Repeat the material in full. Keep every line exactly as it is.

Recorded data

+===+

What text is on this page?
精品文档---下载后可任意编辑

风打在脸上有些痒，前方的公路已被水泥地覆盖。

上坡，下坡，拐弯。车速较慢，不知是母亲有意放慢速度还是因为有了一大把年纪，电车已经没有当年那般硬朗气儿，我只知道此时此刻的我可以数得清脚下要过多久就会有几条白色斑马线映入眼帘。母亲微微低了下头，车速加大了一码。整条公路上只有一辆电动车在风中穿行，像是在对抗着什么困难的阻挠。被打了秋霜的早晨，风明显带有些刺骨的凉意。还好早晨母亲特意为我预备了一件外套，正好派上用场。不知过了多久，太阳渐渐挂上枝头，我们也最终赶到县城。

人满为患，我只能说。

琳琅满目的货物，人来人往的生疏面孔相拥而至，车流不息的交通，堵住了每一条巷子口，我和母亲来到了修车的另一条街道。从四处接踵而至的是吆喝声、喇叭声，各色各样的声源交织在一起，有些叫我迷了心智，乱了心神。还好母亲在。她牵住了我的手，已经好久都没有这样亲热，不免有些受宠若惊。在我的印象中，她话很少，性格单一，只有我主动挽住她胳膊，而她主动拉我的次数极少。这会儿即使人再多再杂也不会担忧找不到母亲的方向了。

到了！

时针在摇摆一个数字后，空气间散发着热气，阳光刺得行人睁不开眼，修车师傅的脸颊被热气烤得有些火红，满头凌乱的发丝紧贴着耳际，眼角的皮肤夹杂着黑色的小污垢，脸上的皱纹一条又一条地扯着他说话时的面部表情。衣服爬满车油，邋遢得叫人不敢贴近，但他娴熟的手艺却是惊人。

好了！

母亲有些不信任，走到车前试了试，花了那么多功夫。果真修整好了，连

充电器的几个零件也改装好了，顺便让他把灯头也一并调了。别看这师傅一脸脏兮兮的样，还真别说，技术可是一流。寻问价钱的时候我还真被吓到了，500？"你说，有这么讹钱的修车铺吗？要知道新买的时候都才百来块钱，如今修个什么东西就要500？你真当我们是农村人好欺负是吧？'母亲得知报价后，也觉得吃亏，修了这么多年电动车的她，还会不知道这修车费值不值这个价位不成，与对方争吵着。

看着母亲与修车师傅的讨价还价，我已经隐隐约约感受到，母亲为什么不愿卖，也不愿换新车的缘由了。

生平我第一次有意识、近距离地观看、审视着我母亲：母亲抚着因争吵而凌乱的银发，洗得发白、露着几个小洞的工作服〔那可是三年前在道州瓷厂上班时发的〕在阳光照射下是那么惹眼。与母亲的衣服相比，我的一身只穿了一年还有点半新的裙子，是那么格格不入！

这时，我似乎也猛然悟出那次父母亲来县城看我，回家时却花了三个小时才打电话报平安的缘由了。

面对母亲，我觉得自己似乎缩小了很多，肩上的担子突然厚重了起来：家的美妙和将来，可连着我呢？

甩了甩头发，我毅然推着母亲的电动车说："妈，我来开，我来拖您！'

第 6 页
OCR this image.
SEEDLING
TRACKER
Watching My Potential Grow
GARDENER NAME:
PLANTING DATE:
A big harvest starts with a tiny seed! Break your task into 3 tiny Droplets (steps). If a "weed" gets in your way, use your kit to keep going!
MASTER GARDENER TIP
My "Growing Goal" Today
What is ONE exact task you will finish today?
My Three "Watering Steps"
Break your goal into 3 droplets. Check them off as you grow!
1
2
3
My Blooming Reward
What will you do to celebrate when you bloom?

+===+

== Task result ==
What text is on this page?
精品文档---下载后可任意编辑

风打在脸上有些痒，前方的公路已被水泥地覆盖。

上坡，下坡，拐弯。车速较慢，不知是母亲有意放慢速度还是因为有了一大把年纪，电车已经没有当年那般硬朗气儿，我只知道此时此刻的我可以数得清脚下要过多久就会有几条白色斑马线映入眼帘。母亲微微低了下头，车速加大了一码。整条公路上只有一辆电动车在风中穿行，像是在对抗着什么困难的阻挠。被打了秋霜的早晨，风明显带有些刺骨的凉意。还好早晨母亲特意为我预备了一件外套，正好派上用场。不知过了多久，太阳渐渐挂上枝头，我们也最终赶到县城。

人满为患，我只能说。

琳琅满目的货物，人来人往的生疏面孔相拥而至，车流不息的交通，堵住了每一条巷子口，我和母亲来到了修车的另一条街道。从四处接踵而至的是吆喝声、喇叭声，各色各样的声源交织在一起，有些叫我迷了心智，乱了心神。还好母亲在。她牵住了我的手，已经好久都没有这样亲热，不免有些受宠若惊。在我的印象中，她话很少，性格单一，只有我主动挽住她胳膊，而她主动拉我的次数极少。这会儿即使人再多再杂也不会担忧找不到母亲的方向了。

到了！

时针在摇摆一个数字后，空气间散发着热气，阳光刺得行人睁不开眼，修车师傅的脸颊被热气烤得有些火红，满头凌乱的发丝紧贴着耳际，眼角的皮肤夹杂着黑色的小污垢，脸上的皱纹一条又一条地扯着他说话时的面部表情。衣服爬满车油，邋遢得叫人不敢贴近，但他娴熟的手艺却是惊人。

好了！

母亲有些不信任，走到车前试了试，花了那么多功夫。果真修整好了，连

充电器的几个零件也改装好了，顺便让他把灯头也一并调了。别看这师傅一脸脏兮兮的样，还真别说，技术可是一流。寻问价钱的时候我还真被吓到了，500？"你说，有这么讹钱的修车铺吗？要知道新买的时候都才百来块钱，如今修个什么东西就要500？你真当我们是农村人好欺负是吧？'母亲得知报价后，也觉得吃亏，修了这么多年电动车的她，还会不知道这修车费值不值这个价位不成，与对方争吵着。

看着母亲与修车师傅的讨价还价，我已经隐隐约约感受到，母亲为什么不愿卖，也不愿换新车的缘由了。

生平我第一次有意识、近距离地观看、审视着我母亲：母亲抚着因争吵而凌乱的银发，洗得发白、露着几个小洞的工作服〔那可是三年前在道州瓷厂上班时发的〕在阳光照射下是那么惹眼。与母亲的衣服相比，我的一身只穿了一年还有点半新的裙子，是那么格格不入！

这时，我似乎也猛然悟出那次父母亲来县城看我，回家时却花了三个小时才打电话报平安的缘由了。

面对母亲，我觉得自己似乎缩小了很多，肩上的担子突然厚重了起来：家的美妙和将来，可连着我呢？

甩了甩头发，我毅然推着母亲的电动车说："妈，我来开，我来拖您！'

第 6 页
OCR this image.
SEEDLING
TRACKER
Watching My Potential Grow
GARDENER NAME:
PLANTING DATE:
A big harvest starts with a tiny seed! Break your task into 3 tiny Droplets (steps). If a "weed" gets in your way, use your kit to keep going!
MASTER GARDENER TIP
My "Growing Goal" Today
What is ONE exact task you will finish today?
My Three "Watering Steps"
Break your goal into 3 droplets. Check them off as you grow!
1
2
3
My Blooming Reward
What will you do to celebrate when you bloom?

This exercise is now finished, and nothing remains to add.